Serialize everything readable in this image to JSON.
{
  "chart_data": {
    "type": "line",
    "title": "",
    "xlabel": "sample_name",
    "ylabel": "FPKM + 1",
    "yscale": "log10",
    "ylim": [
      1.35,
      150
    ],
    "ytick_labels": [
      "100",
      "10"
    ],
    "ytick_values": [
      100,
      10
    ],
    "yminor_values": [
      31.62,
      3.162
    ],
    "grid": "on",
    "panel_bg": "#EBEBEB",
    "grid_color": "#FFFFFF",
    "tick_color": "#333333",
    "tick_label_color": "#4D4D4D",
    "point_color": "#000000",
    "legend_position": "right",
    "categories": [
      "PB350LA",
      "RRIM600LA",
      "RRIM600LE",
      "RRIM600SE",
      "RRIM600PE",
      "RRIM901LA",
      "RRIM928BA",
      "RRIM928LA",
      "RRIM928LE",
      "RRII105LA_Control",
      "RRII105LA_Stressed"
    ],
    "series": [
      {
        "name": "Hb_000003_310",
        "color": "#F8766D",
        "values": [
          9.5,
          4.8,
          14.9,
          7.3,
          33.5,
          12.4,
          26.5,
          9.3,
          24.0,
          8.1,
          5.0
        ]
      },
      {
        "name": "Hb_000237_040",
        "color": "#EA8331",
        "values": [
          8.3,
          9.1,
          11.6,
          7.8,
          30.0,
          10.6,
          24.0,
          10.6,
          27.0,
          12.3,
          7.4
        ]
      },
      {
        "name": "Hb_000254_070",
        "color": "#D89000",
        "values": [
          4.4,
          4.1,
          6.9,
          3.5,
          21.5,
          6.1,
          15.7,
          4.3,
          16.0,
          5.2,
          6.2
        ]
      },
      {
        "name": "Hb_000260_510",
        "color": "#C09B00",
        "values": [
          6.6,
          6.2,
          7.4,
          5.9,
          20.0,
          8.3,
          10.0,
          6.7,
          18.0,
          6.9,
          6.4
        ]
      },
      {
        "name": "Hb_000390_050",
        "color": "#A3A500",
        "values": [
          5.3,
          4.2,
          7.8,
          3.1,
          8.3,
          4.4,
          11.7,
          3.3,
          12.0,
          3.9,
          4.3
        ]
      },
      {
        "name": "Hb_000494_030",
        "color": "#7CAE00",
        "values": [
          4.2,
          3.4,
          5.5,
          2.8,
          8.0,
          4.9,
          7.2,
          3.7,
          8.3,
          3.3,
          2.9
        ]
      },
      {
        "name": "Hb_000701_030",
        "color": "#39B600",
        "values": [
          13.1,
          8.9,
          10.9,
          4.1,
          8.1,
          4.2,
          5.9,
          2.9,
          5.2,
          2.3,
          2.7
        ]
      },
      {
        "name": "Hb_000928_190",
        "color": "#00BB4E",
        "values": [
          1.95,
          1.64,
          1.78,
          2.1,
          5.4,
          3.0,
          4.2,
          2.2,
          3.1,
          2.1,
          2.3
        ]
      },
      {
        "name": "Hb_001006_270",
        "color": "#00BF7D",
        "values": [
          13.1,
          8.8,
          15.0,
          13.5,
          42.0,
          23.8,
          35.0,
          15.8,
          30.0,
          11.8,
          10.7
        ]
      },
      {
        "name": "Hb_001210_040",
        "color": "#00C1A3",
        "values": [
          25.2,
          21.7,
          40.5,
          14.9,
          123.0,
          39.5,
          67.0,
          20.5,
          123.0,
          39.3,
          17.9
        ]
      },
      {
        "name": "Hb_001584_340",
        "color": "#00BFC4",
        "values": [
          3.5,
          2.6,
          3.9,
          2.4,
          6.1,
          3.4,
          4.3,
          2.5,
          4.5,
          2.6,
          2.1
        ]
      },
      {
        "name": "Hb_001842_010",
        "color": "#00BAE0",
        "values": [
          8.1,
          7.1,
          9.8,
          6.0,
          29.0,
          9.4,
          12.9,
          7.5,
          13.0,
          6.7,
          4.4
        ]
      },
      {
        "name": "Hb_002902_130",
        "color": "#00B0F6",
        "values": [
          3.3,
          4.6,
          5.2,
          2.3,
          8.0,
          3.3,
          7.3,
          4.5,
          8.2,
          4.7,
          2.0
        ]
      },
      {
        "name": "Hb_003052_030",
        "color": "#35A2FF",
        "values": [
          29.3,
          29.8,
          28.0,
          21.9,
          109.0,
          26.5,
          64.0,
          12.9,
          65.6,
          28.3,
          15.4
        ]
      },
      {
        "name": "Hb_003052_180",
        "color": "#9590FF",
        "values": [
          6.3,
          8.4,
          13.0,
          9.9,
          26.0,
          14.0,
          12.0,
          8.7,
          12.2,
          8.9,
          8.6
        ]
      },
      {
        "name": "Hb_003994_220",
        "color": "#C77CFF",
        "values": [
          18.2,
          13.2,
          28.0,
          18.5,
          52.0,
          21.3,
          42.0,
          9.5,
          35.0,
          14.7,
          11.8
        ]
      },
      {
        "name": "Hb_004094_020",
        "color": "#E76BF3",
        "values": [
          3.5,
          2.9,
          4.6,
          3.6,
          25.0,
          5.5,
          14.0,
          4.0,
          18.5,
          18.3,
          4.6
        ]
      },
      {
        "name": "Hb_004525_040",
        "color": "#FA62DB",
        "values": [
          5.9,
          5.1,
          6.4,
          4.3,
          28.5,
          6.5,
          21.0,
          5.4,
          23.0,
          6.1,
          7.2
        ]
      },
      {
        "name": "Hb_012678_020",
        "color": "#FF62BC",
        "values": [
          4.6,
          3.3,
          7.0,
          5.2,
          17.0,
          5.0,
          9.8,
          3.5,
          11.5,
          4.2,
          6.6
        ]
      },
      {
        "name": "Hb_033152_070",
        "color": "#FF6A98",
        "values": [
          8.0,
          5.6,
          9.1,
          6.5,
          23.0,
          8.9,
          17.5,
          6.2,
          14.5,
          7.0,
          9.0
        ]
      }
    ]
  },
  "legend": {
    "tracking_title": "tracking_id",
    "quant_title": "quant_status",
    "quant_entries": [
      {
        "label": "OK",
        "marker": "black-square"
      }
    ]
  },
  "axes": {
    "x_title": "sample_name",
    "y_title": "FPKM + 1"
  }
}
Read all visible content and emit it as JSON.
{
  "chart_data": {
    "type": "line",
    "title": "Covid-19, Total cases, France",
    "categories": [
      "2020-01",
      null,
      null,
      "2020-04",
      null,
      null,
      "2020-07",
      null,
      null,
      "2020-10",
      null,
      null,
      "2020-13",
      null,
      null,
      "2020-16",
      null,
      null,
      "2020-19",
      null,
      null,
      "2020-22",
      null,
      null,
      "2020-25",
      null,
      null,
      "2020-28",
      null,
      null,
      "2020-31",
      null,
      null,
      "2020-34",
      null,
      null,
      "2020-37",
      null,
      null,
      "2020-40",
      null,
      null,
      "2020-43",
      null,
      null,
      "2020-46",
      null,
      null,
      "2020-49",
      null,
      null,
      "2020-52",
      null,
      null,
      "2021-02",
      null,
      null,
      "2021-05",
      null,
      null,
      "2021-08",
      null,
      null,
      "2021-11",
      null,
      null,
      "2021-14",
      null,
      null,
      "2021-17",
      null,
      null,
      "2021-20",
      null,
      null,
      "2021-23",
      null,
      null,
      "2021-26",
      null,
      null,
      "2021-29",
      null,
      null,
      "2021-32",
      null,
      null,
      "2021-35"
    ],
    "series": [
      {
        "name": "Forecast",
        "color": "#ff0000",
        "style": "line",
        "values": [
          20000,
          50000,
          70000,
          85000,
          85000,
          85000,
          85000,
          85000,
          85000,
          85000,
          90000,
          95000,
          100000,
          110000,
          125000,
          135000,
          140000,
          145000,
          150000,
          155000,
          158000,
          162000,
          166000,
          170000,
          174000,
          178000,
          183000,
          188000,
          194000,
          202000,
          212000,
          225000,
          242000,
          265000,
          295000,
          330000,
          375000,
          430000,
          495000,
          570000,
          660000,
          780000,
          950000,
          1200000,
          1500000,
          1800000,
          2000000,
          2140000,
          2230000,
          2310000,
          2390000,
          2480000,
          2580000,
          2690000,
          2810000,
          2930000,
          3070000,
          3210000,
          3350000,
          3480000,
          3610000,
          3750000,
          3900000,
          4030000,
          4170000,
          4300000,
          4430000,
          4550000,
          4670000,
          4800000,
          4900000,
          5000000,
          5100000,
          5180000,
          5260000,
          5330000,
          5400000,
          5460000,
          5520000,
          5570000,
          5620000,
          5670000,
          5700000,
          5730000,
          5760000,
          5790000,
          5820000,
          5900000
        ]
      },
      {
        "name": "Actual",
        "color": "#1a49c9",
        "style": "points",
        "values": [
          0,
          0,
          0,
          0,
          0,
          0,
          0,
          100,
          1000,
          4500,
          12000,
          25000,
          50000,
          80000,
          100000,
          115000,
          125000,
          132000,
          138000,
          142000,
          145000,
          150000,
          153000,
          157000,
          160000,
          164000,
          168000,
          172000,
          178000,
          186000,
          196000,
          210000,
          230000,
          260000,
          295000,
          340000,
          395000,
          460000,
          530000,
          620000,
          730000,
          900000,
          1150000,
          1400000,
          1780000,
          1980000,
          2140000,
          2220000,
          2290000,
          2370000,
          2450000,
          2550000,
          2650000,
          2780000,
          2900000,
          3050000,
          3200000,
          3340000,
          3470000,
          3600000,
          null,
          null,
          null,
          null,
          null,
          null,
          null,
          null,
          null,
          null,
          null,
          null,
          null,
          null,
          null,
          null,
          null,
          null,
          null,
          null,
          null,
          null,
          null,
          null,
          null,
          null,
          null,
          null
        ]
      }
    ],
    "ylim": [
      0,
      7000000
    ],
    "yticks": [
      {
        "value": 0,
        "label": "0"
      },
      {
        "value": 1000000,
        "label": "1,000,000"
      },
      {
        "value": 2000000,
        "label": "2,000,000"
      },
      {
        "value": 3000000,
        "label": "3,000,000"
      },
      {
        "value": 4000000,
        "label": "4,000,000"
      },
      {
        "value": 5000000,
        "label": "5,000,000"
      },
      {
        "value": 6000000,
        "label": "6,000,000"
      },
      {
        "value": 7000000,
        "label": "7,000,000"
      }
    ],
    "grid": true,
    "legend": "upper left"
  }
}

= = =

YOUR INSTRUCTIONS: Establish how many lines of the records contain the string "JSON" and state that number without elaboration.

EXERCISE OUTPUT: 2